(WHAT YOU WILL DO): Write out the material exactly, with the pictures left out.

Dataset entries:
◆ ◆ ◆ ◆ ◆ ◆ ◆

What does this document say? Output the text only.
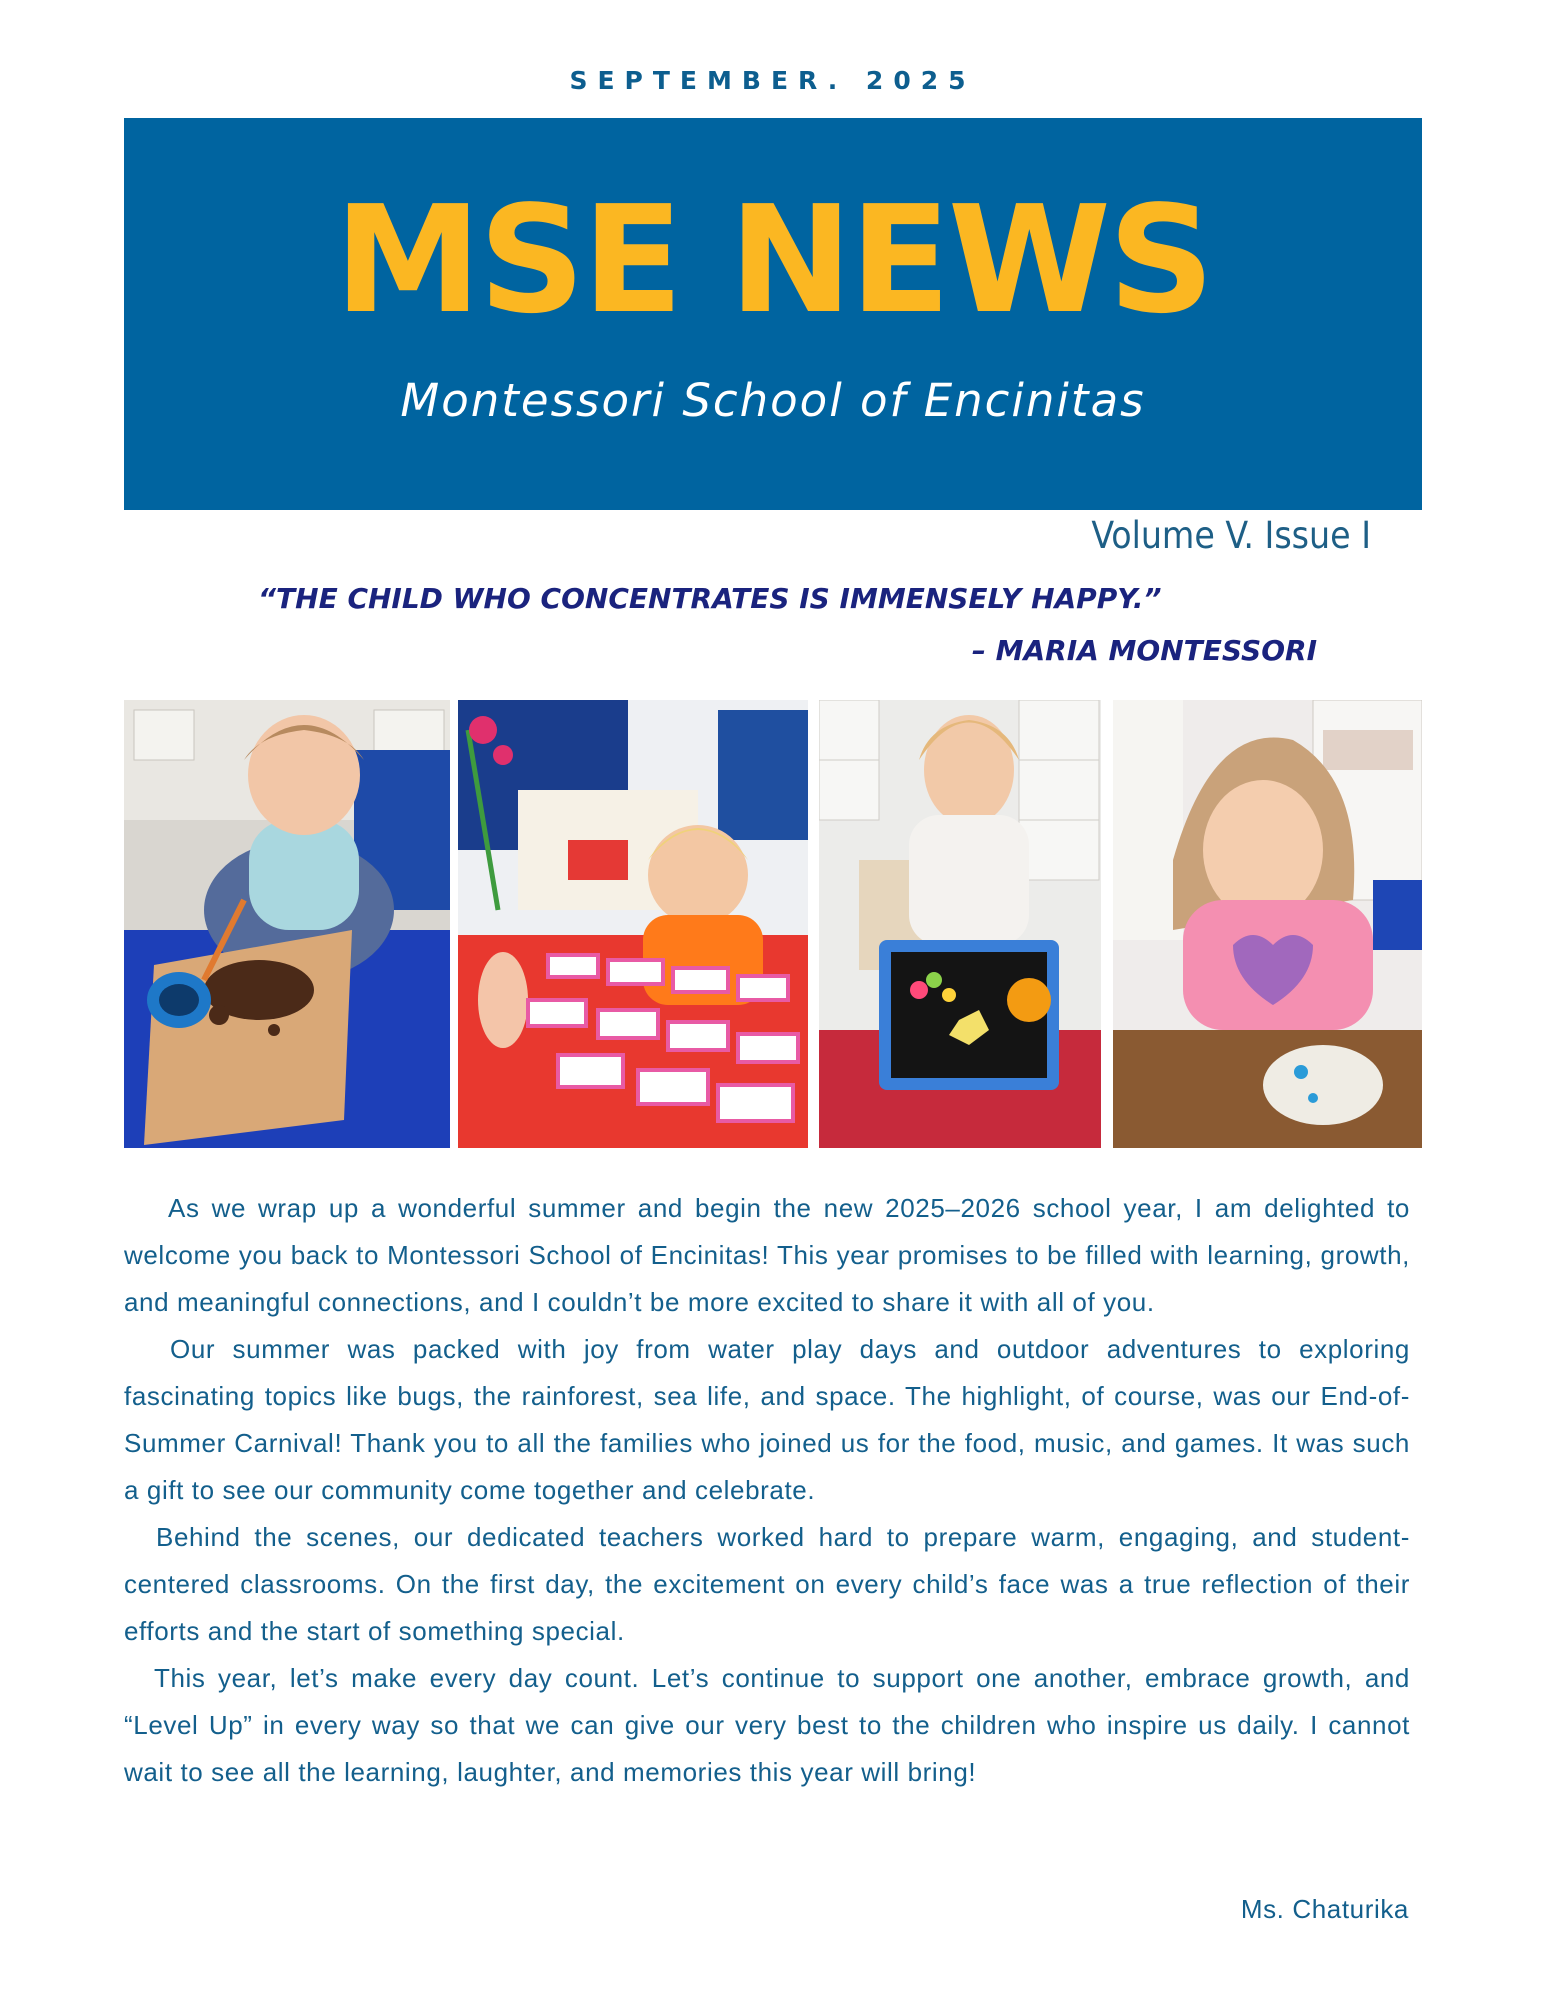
SEPTEMBER. 2025
MSE NEWS
Montessori School of Encinitas
Volume V. Issue I
“THE CHILD WHO CONCENTRATES IS IMMENSELY HAPPY.”
– MARIA MONTESSORI

As we wrap up a wonderful summer and begin the new 2025–2026 school year, I am delighted to welcome you back to Montessori School of Encinitas! This year promises to be filled with learning, growth, and meaningful connections, and I couldn’t be more excited to share it with all of you.

Our summer was packed with joy from water play days and outdoor adventures to exploring fascinating topics like bugs, the rainforest, sea life, and space. The highlight, of course, was our End-of-Summer Carnival! Thank you to all the families who joined us for the food, music, and games. It was such a gift to see our community come together and celebrate.

Behind the scenes, our dedicated teachers worked hard to prepare warm, engaging, and student-centered classrooms. On the first day, the excitement on every child’s face was a true reflection of their efforts and the start of something special.

This year, let’s make every day count. Let’s continue to support one another, embrace growth, and “Level Up” in every way so that we can give our very best to the children who inspire us daily. I cannot wait to see all the learning, laughter, and memories this year will bring!

Ms. Chaturika
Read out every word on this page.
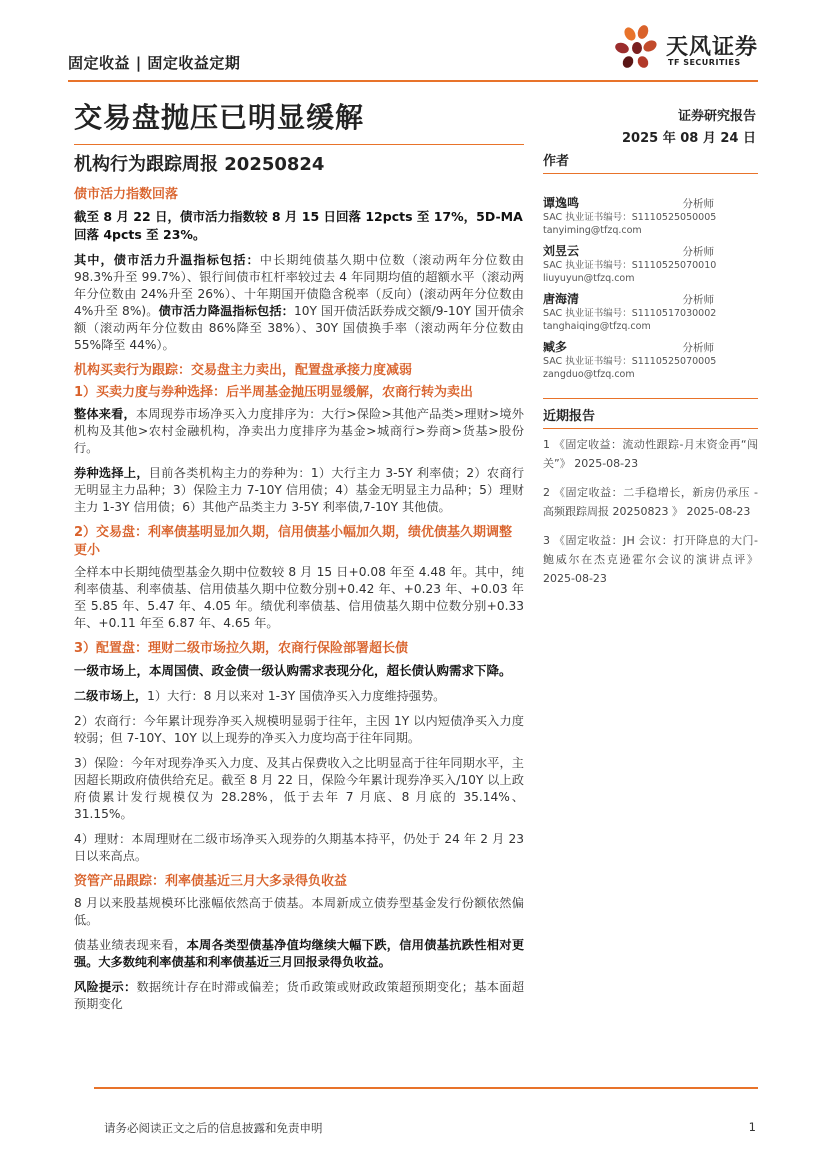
固定收益 | 固定收益定期
天风证券
TF SECURITIES
交易盘抛压已明显缓解
机构行为跟踪周报 20250824
证券研究报告
2025 年 08 月 24 日
债市活力指数回落
截至 8 月 22 日，债市活力指数较 8 月 15 日回落 12pcts 至 17%，5D-MA 回落 4pcts 至 23%。
其中，债市活力升温指标包括：中长期纯债基久期中位数（滚动两年分位数由 98.3%升至 99.7%）、银行间债市杠杆率较过去 4 年同期均值的超额水平（滚动两年分位数由 24%升至 26%）、十年期国开债隐含税率（反向）(滚动两年分位数由 4%升至 8%)。债市活力降温指标包括：10Y 国开债活跃券成交额/9-10Y 国开债余额（滚动两年分位数由 86%降至 38%）、30Y 国债换手率（滚动两年分位数由 55%降至 44%）。
机构买卖行为跟踪：交易盘主力卖出，配置盘承接力度减弱
1）买卖力度与券种选择：后半周基金抛压明显缓解，农商行转为卖出
整体来看，本周现券市场净买入力度排序为：大行>保险>其他产品类>理财>境外机构及其他>农村金融机构，净卖出力度排序为基金>城商行>券商>货基>股份行。
券种选择上，目前各类机构主力的券种为：1）大行主力 3-5Y 利率债；2）农商行无明显主力品种；3）保险主力 7-10Y 信用债；4）基金无明显主力品种；5）理财主力 1-3Y 信用债；6）其他产品类主力 3-5Y 利率债,7-10Y 其他债。
2）交易盘：利率债基明显加久期，信用债基小幅加久期，绩优债基久期调整更小
全样本中长期纯债型基金久期中位数较 8 月 15 日+0.08 年至 4.48 年。其中，纯利率债基、利率债基、信用债基久期中位数分别+0.42 年、+0.23 年、+0.03 年至 5.85 年、5.47 年、4.05 年。绩优利率债基、信用债基久期中位数分别+0.33 年、+0.11 年至 6.87 年、4.65 年。
3）配置盘：理财二级市场拉久期，农商行保险部署超长债
一级市场上，本周国债、政金债一级认购需求表现分化，超长债认购需求下降。
二级市场上，1）大行：8 月以来对 1-3Y 国债净买入力度维持强势。
2）农商行：今年累计现券净买入规模明显弱于往年，主因 1Y 以内短债净买入力度较弱；但 7-10Y、10Y 以上现券的净买入力度均高于往年同期。
3）保险：今年对现券净买入力度、及其占保费收入之比明显高于往年同期水平，主因超长期政府债供给充足。截至 8 月 22 日，保险今年累计现券净买入/10Y 以上政府债累计发行规模仅为 28.28%，低于去年 7 月底、8 月底的 35.14%、31.15%。
4）理财：本周理财在二级市场净买入现券的久期基本持平，仍处于 24 年 2 月 23 日以来高点。
资管产品跟踪：利率债基近三月大多录得负收益
8 月以来股基规模环比涨幅依然高于债基。本周新成立债券型基金发行份额依然偏低。
债基业绩表现来看，本周各类型债基净值均继续大幅下跌，信用债基抗跌性相对更强。大多数纯利率债基和利率债基近三月回报录得负收益。
风险提示：数据统计存在时滞或偏差；货币政策或财政政策超预期变化；基本面超预期变化
作者
谭逸鸣	分析师
SAC 执业证书编号：S1110525050005
tanyiming@tfzq.com
刘昱云	分析师
SAC 执业证书编号：S1110525070010
liuyuyun@tfzq.com
唐海清	分析师
SAC 执业证书编号：S1110517030002
tanghaiqing@tfzq.com
臧多	分析师
SAC 执业证书编号：S1110525070005
zangduo@tfzq.com
近期报告
1 《固定收益：流动性跟踪-月末资金再“闯关”》 2025-08-23
2 《固定收益：二手稳增长，新房仍承压 - 高频跟踪周报 20250823 》 2025-08-23
3 《固定收益：JH 会议：打开降息的大门-鲍威尔在杰克逊霍尔会议的演讲点评》 2025-08-23
请务必阅读正文之后的信息披露和免责申明	1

◆ ◆ ◆ ◆ ◆ ◆ ◆

(WRITTEN REPLY):
What does this document say? Output the text only.
SEPTEMBER. 2025
MSE NEWS
Montessori School of Encinitas
Volume V. Issue I
“THE CHILD WHO CONCENTRATES IS IMMENSELY HAPPY.”
– MARIA MONTESSORI

As we wrap up a wonderful summer and begin the new 2025–2026 school year, I am delighted to welcome you back to Montessori School of Encinitas! This year promises to be filled with learning, growth, and meaningful connections, and I couldn’t be more excited to share it with all of you.

Our summer was packed with joy from water play days and outdoor adventures to exploring fascinating topics like bugs, the rainforest, sea life, and space. The highlight, of course, was our End-of-Summer Carnival! Thank you to all the families who joined us for the food, music, and games. It was such a gift to see our community come together and celebrate.

Behind the scenes, our dedicated teachers worked hard to prepare warm, engaging, and student-centered classrooms. On the first day, the excitement on every child’s face was a true reflection of their efforts and the start of something special.

This year, let’s make every day count. Let’s continue to support one another, embrace growth, and “Level Up” in every way so that we can give our very best to the children who inspire us daily. I cannot wait to see all the learning, laughter, and memories this year will bring!

Ms. Chaturika
Read out every word on this page.
固定收益 | 固定收益定期
天风证券
TF SECURITIES
交易盘抛压已明显缓解
机构行为跟踪周报 20250824
证券研究报告
2025 年 08 月 24 日
债市活力指数回落
截至 8 月 22 日，债市活力指数较 8 月 15 日回落 12pcts 至 17%，5D-MA 回落 4pcts 至 23%。
其中，债市活力升温指标包括：中长期纯债基久期中位数（滚动两年分位数由 98.3%升至 99.7%）、银行间债市杠杆率较过去 4 年同期均值的超额水平（滚动两年分位数由 24%升至 26%）、十年期国开债隐含税率（反向）(滚动两年分位数由 4%升至 8%)。债市活力降温指标包括：10Y 国开债活跃券成交额/9-10Y 国开债余额（滚动两年分位数由 86%降至 38%）、30Y 国债换手率（滚动两年分位数由 55%降至 44%）。
机构买卖行为跟踪：交易盘主力卖出，配置盘承接力度减弱
1）买卖力度与券种选择：后半周基金抛压明显缓解，农商行转为卖出
整体来看，本周现券市场净买入力度排序为：大行>保险>其他产品类>理财>境外机构及其他>农村金融机构，净卖出力度排序为基金>城商行>券商>货基>股份行。
券种选择上，目前各类机构主力的券种为：1）大行主力 3-5Y 利率债；2）农商行无明显主力品种；3）保险主力 7-10Y 信用债；4）基金无明显主力品种；5）理财主力 1-3Y 信用债；6）其他产品类主力 3-5Y 利率债,7-10Y 其他债。
2）交易盘：利率债基明显加久期，信用债基小幅加久期，绩优债基久期调整更小
全样本中长期纯债型基金久期中位数较 8 月 15 日+0.08 年至 4.48 年。其中，纯利率债基、利率债基、信用债基久期中位数分别+0.42 年、+0.23 年、+0.03 年至 5.85 年、5.47 年、4.05 年。绩优利率债基、信用债基久期中位数分别+0.33 年、+0.11 年至 6.87 年、4.65 年。
3）配置盘：理财二级市场拉久期，农商行保险部署超长债
一级市场上，本周国债、政金债一级认购需求表现分化，超长债认购需求下降。
二级市场上，1）大行：8 月以来对 1-3Y 国债净买入力度维持强势。
2）农商行：今年累计现券净买入规模明显弱于往年，主因 1Y 以内短债净买入力度较弱；但 7-10Y、10Y 以上现券的净买入力度均高于往年同期。
3）保险：今年对现券净买入力度、及其占保费收入之比明显高于往年同期水平，主因超长期政府债供给充足。截至 8 月 22 日，保险今年累计现券净买入/10Y 以上政府债累计发行规模仅为 28.28%，低于去年 7 月底、8 月底的 35.14%、31.15%。
4）理财：本周理财在二级市场净买入现券的久期基本持平，仍处于 24 年 2 月 23 日以来高点。
资管产品跟踪：利率债基近三月大多录得负收益
8 月以来股基规模环比涨幅依然高于债基。本周新成立债券型基金发行份额依然偏低。
债基业绩表现来看，本周各类型债基净值均继续大幅下跌，信用债基抗跌性相对更强。大多数纯利率债基和利率债基近三月回报录得负收益。
风险提示：数据统计存在时滞或偏差；货币政策或财政政策超预期变化；基本面超预期变化
作者
谭逸鸣	分析师
SAC 执业证书编号：S1110525050005
tanyiming@tfzq.com
刘昱云	分析师
SAC 执业证书编号：S1110525070010
liuyuyun@tfzq.com
唐海清	分析师
SAC 执业证书编号：S1110517030002
tanghaiqing@tfzq.com
臧多	分析师
SAC 执业证书编号：S1110525070005
zangduo@tfzq.com
近期报告
1 《固定收益：流动性跟踪-月末资金再“闯关”》 2025-08-23
2 《固定收益：二手稳增长，新房仍承压 - 高频跟踪周报 20250823 》 2025-08-23
3 《固定收益：JH 会议：打开降息的大门-鲍威尔在杰克逊霍尔会议的演讲点评》 2025-08-23
请务必阅读正文之后的信息披露和免责申明	1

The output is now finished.